### EXERCISE BRIEF
From the listing below, select every line where the word "cell" appears.

[Data items]
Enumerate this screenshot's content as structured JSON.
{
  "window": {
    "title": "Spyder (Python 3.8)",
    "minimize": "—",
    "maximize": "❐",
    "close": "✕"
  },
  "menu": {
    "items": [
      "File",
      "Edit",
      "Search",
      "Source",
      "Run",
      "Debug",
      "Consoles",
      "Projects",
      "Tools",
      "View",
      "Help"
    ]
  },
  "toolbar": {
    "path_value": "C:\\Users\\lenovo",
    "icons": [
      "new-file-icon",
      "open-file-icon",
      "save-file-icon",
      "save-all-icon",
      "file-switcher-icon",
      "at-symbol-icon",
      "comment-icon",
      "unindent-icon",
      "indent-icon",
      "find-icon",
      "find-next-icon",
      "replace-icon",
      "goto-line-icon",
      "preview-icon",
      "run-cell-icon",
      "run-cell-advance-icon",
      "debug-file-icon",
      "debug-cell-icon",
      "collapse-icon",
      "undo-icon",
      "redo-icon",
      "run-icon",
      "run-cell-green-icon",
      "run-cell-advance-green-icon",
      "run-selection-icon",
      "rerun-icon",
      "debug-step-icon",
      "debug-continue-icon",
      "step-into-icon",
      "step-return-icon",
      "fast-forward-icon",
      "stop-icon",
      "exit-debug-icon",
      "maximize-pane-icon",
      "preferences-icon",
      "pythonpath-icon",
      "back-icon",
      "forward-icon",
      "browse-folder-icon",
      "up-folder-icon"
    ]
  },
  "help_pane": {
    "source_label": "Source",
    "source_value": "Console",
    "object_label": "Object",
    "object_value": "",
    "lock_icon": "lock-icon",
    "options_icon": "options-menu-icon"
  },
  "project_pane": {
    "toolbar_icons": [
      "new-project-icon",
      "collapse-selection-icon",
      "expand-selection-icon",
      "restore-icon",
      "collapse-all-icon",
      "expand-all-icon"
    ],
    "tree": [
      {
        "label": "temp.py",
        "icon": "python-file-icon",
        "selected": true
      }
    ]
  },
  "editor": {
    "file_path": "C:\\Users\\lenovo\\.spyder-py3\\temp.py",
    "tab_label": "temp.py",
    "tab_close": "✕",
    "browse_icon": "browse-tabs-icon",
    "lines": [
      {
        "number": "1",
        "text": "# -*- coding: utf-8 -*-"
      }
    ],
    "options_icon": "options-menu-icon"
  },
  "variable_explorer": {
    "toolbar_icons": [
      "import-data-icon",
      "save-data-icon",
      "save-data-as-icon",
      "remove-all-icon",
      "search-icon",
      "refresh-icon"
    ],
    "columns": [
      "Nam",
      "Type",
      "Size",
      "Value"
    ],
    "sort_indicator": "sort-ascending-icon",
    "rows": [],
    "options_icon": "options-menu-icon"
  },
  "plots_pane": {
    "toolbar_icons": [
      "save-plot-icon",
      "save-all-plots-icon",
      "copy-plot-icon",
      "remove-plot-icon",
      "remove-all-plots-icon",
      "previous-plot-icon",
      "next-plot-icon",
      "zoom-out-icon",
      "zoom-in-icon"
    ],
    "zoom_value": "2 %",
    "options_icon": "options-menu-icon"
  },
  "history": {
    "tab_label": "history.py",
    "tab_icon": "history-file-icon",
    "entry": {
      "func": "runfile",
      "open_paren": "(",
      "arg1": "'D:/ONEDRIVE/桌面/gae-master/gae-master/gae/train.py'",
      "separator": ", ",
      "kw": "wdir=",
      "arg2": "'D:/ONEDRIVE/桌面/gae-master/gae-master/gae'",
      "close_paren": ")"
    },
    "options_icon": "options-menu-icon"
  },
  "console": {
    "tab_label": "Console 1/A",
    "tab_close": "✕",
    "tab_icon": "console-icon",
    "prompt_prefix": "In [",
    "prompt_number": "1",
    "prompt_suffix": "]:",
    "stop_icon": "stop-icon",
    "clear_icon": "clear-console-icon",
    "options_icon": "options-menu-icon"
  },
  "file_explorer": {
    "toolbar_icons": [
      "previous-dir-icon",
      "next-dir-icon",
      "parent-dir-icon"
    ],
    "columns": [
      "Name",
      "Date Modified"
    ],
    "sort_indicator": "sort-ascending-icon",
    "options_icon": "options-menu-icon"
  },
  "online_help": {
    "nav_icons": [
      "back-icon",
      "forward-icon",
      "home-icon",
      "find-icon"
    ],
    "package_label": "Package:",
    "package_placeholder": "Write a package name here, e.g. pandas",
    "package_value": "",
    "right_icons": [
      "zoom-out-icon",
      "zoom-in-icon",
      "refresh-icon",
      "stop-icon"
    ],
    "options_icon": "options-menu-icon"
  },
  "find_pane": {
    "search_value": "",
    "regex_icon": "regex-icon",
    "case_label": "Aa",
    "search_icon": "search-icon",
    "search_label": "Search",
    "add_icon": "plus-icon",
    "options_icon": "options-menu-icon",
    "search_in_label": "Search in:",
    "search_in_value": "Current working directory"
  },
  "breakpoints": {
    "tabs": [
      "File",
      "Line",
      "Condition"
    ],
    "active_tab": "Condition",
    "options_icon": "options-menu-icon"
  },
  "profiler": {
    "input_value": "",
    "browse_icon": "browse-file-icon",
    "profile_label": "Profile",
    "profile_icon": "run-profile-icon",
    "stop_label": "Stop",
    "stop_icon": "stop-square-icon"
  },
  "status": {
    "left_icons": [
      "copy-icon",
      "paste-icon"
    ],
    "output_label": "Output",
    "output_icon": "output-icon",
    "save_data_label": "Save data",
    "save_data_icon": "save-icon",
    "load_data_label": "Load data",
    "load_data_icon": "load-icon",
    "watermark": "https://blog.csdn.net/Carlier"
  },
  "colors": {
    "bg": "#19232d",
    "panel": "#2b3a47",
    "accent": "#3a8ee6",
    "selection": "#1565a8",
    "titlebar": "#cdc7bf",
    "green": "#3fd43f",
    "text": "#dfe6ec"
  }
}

### EXERCISE SOLUTION
      "run-cell-icon",
      "run-cell-advance-icon",
      "debug-cell-icon",
      "run-cell-green-icon",
      "run-cell-advance-green-icon",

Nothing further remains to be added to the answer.